_TASK REQUIREMENTS_
Check every line of the data below for the string "jocul", and copy the ones that hold it.

_DATA FOR THE TASK_
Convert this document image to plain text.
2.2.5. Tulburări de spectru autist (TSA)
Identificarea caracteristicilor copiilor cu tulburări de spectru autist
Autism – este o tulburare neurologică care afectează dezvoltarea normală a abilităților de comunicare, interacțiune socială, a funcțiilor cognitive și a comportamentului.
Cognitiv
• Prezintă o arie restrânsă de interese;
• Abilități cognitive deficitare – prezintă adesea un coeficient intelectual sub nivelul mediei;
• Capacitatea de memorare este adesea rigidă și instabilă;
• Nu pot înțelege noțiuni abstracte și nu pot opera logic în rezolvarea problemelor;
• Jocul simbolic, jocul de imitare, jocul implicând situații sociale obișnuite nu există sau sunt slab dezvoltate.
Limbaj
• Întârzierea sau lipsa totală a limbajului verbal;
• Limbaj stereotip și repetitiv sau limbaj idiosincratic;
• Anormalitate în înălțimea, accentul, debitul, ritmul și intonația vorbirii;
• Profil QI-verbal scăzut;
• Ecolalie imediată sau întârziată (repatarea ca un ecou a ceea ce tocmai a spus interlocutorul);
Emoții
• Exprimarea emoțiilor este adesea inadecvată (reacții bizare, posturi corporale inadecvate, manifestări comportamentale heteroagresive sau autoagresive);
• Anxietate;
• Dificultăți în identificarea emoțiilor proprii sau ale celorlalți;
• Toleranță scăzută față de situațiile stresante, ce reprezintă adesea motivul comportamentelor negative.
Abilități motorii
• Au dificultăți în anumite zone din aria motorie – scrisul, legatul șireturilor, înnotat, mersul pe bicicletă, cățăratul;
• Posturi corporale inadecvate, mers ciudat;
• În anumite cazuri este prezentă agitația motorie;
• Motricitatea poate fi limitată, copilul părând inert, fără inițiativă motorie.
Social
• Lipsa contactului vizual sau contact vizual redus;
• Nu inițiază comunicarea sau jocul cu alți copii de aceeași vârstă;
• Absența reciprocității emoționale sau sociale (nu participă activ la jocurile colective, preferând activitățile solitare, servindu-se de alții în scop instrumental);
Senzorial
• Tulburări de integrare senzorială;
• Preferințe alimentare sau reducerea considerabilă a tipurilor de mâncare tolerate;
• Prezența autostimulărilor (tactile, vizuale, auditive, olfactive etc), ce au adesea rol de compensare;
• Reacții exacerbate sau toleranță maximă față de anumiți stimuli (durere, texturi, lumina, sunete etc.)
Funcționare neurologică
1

_THE OUTPUT_
• Jocul simbolic, jocul de imitare, jocul implicând situații sociale obișnuite nu există sau sunt slab dezvoltate.
• Nu inițiază comunicarea sau jocul cu alți copii de aceeași vârstă;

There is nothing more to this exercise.